__Record excerpts__.
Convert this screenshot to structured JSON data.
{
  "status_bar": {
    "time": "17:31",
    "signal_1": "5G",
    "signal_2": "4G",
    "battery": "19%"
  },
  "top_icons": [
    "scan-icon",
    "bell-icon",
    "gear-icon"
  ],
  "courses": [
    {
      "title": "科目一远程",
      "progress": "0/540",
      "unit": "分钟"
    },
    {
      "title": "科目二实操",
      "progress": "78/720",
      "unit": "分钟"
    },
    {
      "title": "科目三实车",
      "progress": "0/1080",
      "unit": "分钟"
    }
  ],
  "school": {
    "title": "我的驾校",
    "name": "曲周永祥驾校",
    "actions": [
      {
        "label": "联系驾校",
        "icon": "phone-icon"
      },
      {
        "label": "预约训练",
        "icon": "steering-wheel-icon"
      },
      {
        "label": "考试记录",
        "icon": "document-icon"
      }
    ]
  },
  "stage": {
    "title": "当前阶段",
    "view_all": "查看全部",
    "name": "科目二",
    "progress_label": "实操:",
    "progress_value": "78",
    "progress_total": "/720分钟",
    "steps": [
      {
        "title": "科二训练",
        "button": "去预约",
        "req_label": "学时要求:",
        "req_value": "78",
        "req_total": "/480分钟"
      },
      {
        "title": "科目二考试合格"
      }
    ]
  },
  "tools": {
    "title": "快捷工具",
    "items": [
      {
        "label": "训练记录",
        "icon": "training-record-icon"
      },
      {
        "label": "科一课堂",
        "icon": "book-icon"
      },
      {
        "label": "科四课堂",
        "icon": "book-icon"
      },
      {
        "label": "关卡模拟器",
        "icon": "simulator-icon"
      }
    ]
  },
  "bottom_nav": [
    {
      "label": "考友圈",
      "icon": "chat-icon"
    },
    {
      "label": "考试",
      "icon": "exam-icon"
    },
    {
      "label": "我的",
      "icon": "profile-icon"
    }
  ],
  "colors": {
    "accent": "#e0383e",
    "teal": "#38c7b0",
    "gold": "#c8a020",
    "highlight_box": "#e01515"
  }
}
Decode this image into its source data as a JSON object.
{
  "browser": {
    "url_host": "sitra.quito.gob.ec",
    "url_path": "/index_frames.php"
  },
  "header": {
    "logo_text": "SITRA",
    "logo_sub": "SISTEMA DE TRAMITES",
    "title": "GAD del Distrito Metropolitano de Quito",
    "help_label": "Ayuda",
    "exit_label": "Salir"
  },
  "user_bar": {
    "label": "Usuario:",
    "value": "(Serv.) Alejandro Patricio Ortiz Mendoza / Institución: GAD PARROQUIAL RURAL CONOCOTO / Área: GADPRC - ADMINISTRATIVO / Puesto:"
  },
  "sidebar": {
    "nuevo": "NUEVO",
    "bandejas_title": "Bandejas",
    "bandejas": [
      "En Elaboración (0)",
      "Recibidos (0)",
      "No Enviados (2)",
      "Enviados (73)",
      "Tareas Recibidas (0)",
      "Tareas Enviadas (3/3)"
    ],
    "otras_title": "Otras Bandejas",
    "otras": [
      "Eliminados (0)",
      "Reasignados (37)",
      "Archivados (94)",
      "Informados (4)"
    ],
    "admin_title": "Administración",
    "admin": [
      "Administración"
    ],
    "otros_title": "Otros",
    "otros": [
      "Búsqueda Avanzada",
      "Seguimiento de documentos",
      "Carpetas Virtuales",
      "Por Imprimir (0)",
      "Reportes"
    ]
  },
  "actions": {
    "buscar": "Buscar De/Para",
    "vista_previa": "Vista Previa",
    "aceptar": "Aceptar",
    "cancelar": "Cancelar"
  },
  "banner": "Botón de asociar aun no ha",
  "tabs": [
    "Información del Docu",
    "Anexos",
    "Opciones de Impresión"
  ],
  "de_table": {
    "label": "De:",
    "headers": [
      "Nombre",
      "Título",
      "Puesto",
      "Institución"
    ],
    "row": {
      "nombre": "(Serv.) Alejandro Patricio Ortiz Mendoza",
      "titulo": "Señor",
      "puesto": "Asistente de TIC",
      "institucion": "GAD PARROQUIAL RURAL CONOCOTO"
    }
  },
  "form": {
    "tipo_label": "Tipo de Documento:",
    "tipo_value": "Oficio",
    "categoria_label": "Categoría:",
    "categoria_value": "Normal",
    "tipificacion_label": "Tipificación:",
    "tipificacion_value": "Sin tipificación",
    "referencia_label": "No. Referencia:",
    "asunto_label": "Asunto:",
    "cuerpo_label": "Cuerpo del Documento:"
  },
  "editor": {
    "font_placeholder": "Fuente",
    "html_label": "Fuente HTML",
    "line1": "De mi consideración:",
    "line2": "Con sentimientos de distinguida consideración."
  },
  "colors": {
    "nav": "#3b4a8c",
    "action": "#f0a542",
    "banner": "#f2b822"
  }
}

__Problem statement__.
Repeat the records above exactly, leaving none out.

__Finished task__.
Convert this screenshot to structured JSON data.
{
  "status_bar": {
    "time": "17:31",
    "signal_1": "5G",
    "signal_2": "4G",
    "battery": "19%"
  },
  "top_icons": [
    "scan-icon",
    "bell-icon",
    "gear-icon"
  ],
  "courses": [
    {
      "title": "科目一远程",
      "progress": "0/540",
      "unit": "分钟"
    },
    {
      "title": "科目二实操",
      "progress": "78/720",
      "unit": "分钟"
    },
    {
      "title": "科目三实车",
      "progress": "0/1080",
      "unit": "分钟"
    }
  ],
  "school": {
    "title": "我的驾校",
    "name": "曲周永祥驾校",
    "actions": [
      {
        "label": "联系驾校",
        "icon": "phone-icon"
      },
      {
        "label": "预约训练",
        "icon": "steering-wheel-icon"
      },
      {
        "label": "考试记录",
        "icon": "document-icon"
      }
    ]
  },
  "stage": {
    "title": "当前阶段",
    "view_all": "查看全部",
    "name": "科目二",
    "progress_label": "实操:",
    "progress_value": "78",
    "progress_total": "/720分钟",
    "steps": [
      {
        "title": "科二训练",
        "button": "去预约",
        "req_label": "学时要求:",
        "req_value": "78",
        "req_total": "/480分钟"
      },
      {
        "title": "科目二考试合格"
      }
    ]
  },
  "tools": {
    "title": "快捷工具",
    "items": [
      {
        "label": "训练记录",
        "icon": "training-record-icon"
      },
      {
        "label": "科一课堂",
        "icon": "book-icon"
      },
      {
        "label": "科四课堂",
        "icon": "book-icon"
      },
      {
        "label": "关卡模拟器",
        "icon": "simulator-icon"
      }
    ]
  },
  "bottom_nav": [
    {
      "label": "考友圈",
      "icon": "chat-icon"
    },
    {
      "label": "考试",
      "icon": "exam-icon"
    },
    {
      "label": "我的",
      "icon": "profile-icon"
    }
  ],
  "colors": {
    "accent": "#e0383e",
    "teal": "#38c7b0",
    "gold": "#c8a020",
    "highlight_box": "#e01515"
  }
}
Decode this image into its source data as a JSON object.
{
  "browser": {
    "url_host": "sitra.quito.gob.ec",
    "url_path": "/index_frames.php"
  },
  "header": {
    "logo_text": "SITRA",
    "logo_sub": "SISTEMA DE TRAMITES",
    "title": "GAD del Distrito Metropolitano de Quito",
    "help_label": "Ayuda",
    "exit_label": "Salir"
  },
  "user_bar": {
    "label": "Usuario:",
    "value": "(Serv.) Alejandro Patricio Ortiz Mendoza / Institución: GAD PARROQUIAL RURAL CONOCOTO / Área: GADPRC - ADMINISTRATIVO / Puesto:"
  },
  "sidebar": {
    "nuevo": "NUEVO",
    "bandejas_title": "Bandejas",
    "bandejas": [
      "En Elaboración (0)",
      "Recibidos (0)",
      "No Enviados (2)",
      "Enviados (73)",
      "Tareas Recibidas (0)",
      "Tareas Enviadas (3/3)"
    ],
    "otras_title": "Otras Bandejas",
    "otras": [
      "Eliminados (0)",
      "Reasignados (37)",
      "Archivados (94)",
      "Informados (4)"
    ],
    "admin_title": "Administración",
    "admin": [
      "Administración"
    ],
    "otros_title": "Otros",
    "otros": [
      "Búsqueda Avanzada",
      "Seguimiento de documentos",
      "Carpetas Virtuales",
      "Por Imprimir (0)",
      "Reportes"
    ]
  },
  "actions": {
    "buscar": "Buscar De/Para",
    "vista_previa": "Vista Previa",
    "aceptar": "Aceptar",
    "cancelar": "Cancelar"
  },
  "banner": "Botón de asociar aun no ha",
  "tabs": [
    "Información del Docu",
    "Anexos",
    "Opciones de Impresión"
  ],
  "de_table": {
    "label": "De:",
    "headers": [
      "Nombre",
      "Título",
      "Puesto",
      "Institución"
    ],
    "row": {
      "nombre": "(Serv.) Alejandro Patricio Ortiz Mendoza",
      "titulo": "Señor",
      "puesto": "Asistente de TIC",
      "institucion": "GAD PARROQUIAL RURAL CONOCOTO"
    }
  },
  "form": {
    "tipo_label": "Tipo de Documento:",
    "tipo_value": "Oficio",
    "categoria_label": "Categoría:",
    "categoria_value": "Normal",
    "tipificacion_label": "Tipificación:",
    "tipificacion_value": "Sin tipificación",
    "referencia_label": "No. Referencia:",
    "asunto_label": "Asunto:",
    "cuerpo_label": "Cuerpo del Documento:"
  },
  "editor": {
    "font_placeholder": "Fuente",
    "html_label": "Fuente HTML",
    "line1": "De mi consideración:",
    "line2": "Con sentimientos de distinguida consideración."
  },
  "colors": {
    "nav": "#3b4a8c",
    "action": "#f0a542",
    "banner": "#f2b822"
  }
}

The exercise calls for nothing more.